▶ [待读文段]
---------------

上头出现了个unlikely，其实unlikely和likely经常出现在linux相关内核源码中
1. if(likely(value)){
2. //等价于if(likely(value)) == if(value)
3. }
4. else{
5. }
likely表示value为真的可能性更大，而unlikely表示value为假的可能性更大，这两个宏被定义成：
1. //include/linux/compiler.h
2. # ifndef likely
3. # define likely(x) (__builtin_constant_p(x) ? !!(x) : __branch_check__(x, 1))
4. # endif
5. # ifndef unlikely
6. # define unlikely(x) (__builtin_constant_p(x) ? !!(x) : __branch_check__(x, 0))
7. # endif
呈现下div_u64的代码：

 
  //include/linux/math64.h  
 //div_u64  
 static inline u64 div_u64(u64 dividend, u32 divisor)  
 {  
     u32 remainder;  
     return div_u64_rem(dividend, divisor, &remainder);  
 }  
   
 //div_u64_rem  
 static inline u64 div_u64_rem(u64 dividend, u32 divisor, u32 *remainder)

---------------

▶ [所示材料]
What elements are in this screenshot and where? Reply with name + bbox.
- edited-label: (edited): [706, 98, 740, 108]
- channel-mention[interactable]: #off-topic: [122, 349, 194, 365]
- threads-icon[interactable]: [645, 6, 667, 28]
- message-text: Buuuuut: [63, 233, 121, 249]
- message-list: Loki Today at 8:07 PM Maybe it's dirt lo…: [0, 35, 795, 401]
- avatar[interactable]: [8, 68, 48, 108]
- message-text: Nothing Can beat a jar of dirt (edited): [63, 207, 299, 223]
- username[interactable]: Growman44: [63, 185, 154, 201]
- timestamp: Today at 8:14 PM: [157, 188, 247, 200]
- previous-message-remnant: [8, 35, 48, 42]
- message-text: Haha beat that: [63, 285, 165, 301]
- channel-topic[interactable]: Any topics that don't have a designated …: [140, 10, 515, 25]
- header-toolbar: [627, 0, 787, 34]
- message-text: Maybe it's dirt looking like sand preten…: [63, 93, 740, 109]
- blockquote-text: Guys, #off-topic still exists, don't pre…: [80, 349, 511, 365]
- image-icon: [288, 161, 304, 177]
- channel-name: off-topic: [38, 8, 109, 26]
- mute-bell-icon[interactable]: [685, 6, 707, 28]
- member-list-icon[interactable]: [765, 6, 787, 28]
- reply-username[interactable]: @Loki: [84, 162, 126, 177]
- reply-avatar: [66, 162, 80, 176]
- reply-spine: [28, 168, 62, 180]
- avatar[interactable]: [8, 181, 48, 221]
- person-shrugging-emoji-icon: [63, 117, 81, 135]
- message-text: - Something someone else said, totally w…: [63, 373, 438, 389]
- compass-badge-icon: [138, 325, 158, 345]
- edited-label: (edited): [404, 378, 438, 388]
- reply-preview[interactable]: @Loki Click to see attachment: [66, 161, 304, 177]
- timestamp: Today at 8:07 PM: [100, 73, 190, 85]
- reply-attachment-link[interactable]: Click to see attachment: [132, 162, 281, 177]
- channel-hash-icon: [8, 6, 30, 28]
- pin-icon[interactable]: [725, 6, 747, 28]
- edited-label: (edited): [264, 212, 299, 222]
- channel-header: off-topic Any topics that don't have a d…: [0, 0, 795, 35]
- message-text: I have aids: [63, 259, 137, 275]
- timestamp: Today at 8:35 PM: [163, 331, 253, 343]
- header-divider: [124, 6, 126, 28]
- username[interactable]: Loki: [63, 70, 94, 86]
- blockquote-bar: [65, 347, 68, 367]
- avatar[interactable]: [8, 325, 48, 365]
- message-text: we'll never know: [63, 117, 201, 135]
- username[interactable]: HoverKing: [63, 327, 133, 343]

---------------

▶ [需完成任务]
**1.** 根据讲解 likely 与 unlikely 宏的文段，回答下列问题：
(a) likely 表示 value 怎样的可能性更大？
(b) 这两个宏定义在哪个文件里？
(c) div_u64 的代码出自哪个文件？
**2.** 请把这篇讲 likely、unlikely 宏与 div_u64 代码的文段从它停下的地方往下续写。
这些材料与文段内容并无关联。

▶ [问题解答]
**1.**
(a) 表示 value 为真的可能性更大。
(b) 定义在 include/linux/compiler.h 中。
(c) 出自 include/linux/math64.h。

**2.**
 {  
     *remainder = dividend % divisor;  
     return dividend / divisor;  
 }  
 

最后看下_parse_integer_fixup_radix函数：

 
   //lib/kstrtox.c, line 23  
 const char *_parse_integer_fixup_radix(const char *s, unsigned int *base)  
 {  
     if (*base == 0) {  
         if (s[0] == '0') {  
             if (_tolower(s[1]) == 'x' && isxdigit(s[2]))  
                 *base = 16;  
             else  
                 *base = 8;  
         } else  
             *base = 10;  
     }  
     if (*base == 16 && s[0] == '0' && _tolower(s[1]) == 'x')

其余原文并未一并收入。